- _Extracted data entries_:
■ ■ ■ ■

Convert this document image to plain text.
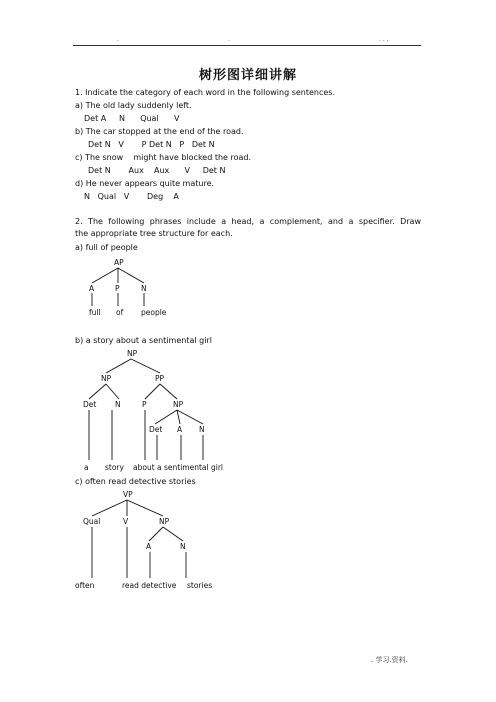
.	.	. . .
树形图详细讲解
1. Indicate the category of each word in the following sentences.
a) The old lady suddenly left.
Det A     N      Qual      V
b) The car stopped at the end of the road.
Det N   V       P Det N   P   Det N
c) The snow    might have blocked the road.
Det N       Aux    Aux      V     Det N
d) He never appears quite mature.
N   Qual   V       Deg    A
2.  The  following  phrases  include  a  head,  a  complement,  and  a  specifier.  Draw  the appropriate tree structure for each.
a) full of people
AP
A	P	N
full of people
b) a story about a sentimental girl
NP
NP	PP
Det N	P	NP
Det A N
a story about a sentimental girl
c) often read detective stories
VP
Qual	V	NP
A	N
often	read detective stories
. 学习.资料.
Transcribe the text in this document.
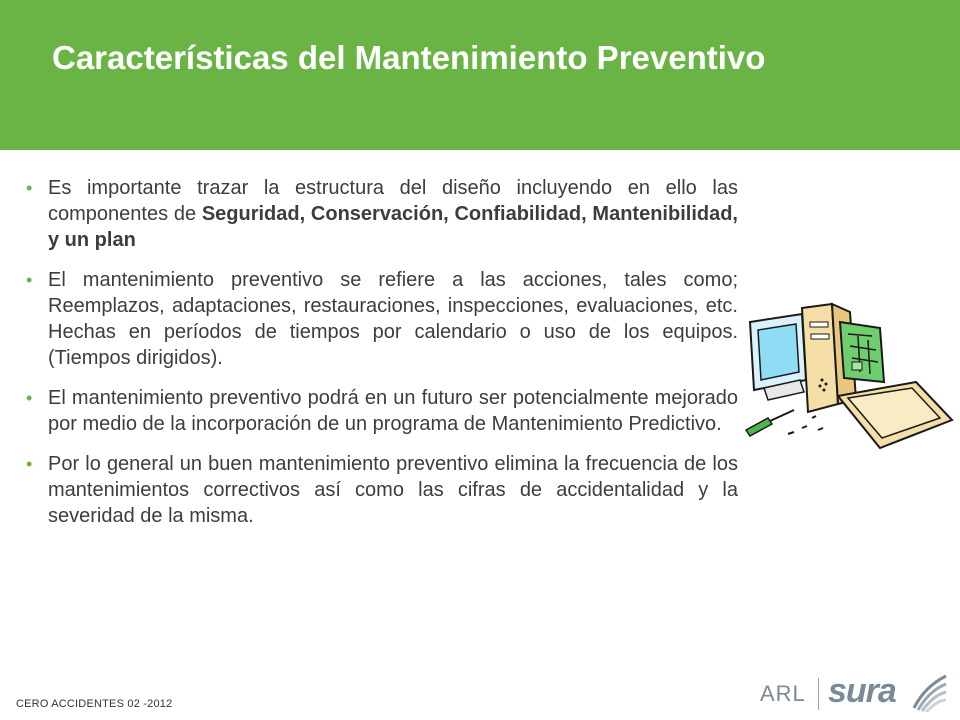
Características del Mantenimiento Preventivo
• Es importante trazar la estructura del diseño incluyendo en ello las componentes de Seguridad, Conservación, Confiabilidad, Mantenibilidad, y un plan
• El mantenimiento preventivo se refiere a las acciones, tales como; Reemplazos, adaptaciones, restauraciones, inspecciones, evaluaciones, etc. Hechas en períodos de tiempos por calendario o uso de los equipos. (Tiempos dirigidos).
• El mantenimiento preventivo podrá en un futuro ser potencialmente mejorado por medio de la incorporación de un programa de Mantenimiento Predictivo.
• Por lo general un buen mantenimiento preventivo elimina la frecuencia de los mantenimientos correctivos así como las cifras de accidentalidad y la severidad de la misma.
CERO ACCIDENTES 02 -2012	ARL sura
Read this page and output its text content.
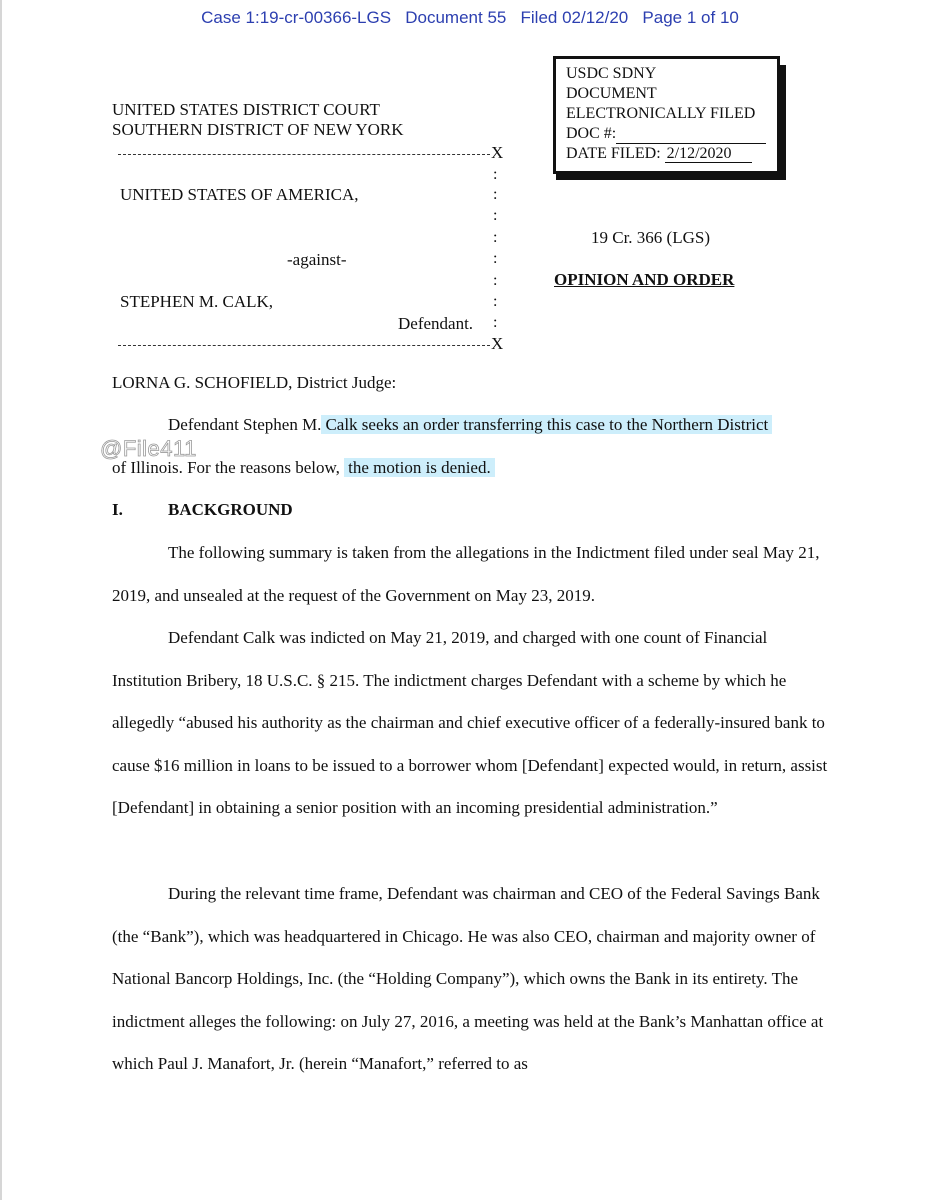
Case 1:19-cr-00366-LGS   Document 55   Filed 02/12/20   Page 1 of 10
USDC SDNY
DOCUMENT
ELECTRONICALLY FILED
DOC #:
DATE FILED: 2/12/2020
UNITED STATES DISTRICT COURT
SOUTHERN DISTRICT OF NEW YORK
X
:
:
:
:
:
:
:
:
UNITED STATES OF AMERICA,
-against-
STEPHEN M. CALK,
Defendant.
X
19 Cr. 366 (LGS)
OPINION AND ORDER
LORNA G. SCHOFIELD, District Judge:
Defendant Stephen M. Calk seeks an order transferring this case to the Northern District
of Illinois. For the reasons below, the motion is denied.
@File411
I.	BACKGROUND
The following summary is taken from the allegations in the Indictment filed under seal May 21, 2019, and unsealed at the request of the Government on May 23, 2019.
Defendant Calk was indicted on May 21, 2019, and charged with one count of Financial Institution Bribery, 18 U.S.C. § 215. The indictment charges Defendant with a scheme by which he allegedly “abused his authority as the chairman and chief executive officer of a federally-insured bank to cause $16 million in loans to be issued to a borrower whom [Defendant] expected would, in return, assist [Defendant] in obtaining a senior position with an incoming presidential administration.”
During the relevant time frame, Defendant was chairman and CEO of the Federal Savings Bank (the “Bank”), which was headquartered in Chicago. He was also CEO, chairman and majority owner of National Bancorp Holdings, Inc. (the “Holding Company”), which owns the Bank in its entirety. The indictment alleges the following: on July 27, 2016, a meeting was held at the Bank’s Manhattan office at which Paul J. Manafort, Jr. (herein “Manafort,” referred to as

■ ■ ■ ■

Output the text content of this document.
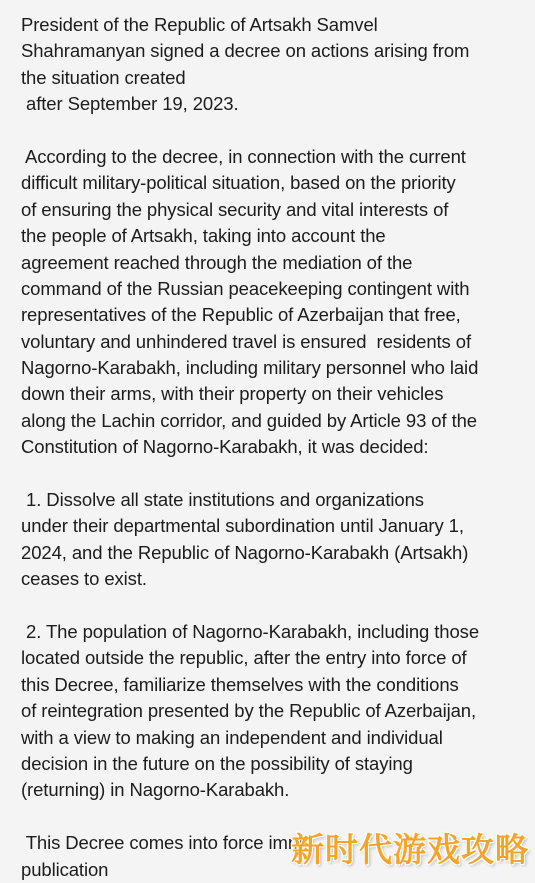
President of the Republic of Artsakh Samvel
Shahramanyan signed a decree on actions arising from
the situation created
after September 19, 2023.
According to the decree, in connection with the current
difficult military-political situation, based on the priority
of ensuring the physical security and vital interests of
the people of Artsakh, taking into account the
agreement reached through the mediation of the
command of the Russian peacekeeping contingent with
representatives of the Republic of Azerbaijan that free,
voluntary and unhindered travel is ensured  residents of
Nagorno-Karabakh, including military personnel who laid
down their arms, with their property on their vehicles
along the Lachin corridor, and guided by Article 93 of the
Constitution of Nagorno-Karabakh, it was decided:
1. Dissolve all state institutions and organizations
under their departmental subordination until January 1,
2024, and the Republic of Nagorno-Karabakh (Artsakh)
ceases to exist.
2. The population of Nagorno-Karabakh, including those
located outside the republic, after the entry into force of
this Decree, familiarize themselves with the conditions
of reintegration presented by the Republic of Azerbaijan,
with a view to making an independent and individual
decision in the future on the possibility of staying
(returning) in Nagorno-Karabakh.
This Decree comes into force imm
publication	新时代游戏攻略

■ ■ ■ ■

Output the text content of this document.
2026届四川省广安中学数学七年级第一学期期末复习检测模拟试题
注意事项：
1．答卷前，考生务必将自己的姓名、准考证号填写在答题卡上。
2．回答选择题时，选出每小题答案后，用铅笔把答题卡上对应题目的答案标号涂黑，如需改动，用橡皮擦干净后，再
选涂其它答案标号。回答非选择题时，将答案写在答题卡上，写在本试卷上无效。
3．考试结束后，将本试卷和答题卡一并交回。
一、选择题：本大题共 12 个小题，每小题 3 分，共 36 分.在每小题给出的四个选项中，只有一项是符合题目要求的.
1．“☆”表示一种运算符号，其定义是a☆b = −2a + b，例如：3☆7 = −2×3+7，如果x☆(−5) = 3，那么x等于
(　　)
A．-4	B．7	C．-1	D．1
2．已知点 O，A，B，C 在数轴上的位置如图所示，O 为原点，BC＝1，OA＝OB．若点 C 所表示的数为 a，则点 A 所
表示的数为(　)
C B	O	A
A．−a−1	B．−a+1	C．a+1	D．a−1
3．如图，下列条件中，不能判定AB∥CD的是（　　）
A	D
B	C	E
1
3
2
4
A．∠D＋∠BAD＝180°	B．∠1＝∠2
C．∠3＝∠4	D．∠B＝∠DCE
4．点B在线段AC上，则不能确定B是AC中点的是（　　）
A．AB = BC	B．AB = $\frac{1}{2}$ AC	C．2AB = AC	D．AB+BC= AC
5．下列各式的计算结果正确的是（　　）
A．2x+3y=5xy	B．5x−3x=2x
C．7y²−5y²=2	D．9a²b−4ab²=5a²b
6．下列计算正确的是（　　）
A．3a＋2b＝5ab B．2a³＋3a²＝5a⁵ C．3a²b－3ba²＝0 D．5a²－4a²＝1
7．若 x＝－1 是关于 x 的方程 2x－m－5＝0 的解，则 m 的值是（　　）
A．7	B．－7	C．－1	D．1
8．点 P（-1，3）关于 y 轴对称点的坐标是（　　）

■ ■ ■ ■

- _YOUR INSTRUCTIONS_:
Above are lines of data; state how many of them contain the word "Nagorno", with no other output.

- _EXERCISE ANSWER_:
5